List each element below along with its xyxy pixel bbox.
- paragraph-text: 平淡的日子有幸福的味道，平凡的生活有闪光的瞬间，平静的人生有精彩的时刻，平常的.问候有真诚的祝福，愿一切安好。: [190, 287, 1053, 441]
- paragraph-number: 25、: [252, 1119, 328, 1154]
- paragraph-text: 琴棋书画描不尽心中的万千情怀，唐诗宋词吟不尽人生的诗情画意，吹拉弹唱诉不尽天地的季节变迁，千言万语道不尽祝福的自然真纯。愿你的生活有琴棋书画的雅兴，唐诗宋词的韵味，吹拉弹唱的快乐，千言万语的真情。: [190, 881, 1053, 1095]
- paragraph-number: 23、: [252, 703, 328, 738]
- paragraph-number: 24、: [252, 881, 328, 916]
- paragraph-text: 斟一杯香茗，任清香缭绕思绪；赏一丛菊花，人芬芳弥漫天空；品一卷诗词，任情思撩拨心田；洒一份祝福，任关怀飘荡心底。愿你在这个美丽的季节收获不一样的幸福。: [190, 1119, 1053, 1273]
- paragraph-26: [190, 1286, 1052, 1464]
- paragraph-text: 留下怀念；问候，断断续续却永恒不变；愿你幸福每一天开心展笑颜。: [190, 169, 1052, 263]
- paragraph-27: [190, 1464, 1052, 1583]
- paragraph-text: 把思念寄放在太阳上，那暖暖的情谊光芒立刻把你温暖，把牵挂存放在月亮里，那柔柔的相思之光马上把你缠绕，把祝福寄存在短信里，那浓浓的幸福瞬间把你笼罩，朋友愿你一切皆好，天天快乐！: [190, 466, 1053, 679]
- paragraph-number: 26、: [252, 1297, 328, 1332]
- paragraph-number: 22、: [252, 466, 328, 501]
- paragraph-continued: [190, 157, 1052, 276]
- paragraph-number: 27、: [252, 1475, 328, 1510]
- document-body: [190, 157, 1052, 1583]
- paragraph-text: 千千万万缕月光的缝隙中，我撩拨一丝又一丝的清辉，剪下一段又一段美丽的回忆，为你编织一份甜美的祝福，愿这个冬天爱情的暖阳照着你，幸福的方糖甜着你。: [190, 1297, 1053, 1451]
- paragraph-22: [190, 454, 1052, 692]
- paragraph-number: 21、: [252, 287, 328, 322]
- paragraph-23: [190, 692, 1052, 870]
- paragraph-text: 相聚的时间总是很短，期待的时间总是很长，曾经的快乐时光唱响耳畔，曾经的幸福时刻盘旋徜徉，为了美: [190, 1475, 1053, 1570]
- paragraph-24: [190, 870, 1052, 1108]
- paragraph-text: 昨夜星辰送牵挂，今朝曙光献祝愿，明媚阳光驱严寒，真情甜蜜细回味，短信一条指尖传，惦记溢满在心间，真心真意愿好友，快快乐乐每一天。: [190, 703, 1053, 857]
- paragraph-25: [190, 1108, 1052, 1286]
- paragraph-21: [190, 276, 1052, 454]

◇ ◇ ◇

**The task**
List each line of the listing above that contains the string "number".

**Exercise response**
- paragraph-number: 25、: [252, 1119, 328, 1154]
- paragraph-number: 23、: [252, 703, 328, 738]
- paragraph-number: 24、: [252, 881, 328, 916]
- paragraph-number: 26、: [252, 1297, 328, 1332]
- paragraph-number: 22、: [252, 466, 328, 501]
- paragraph-number: 27、: [252, 1475, 328, 1510]
- paragraph-number: 21、: [252, 287, 328, 322]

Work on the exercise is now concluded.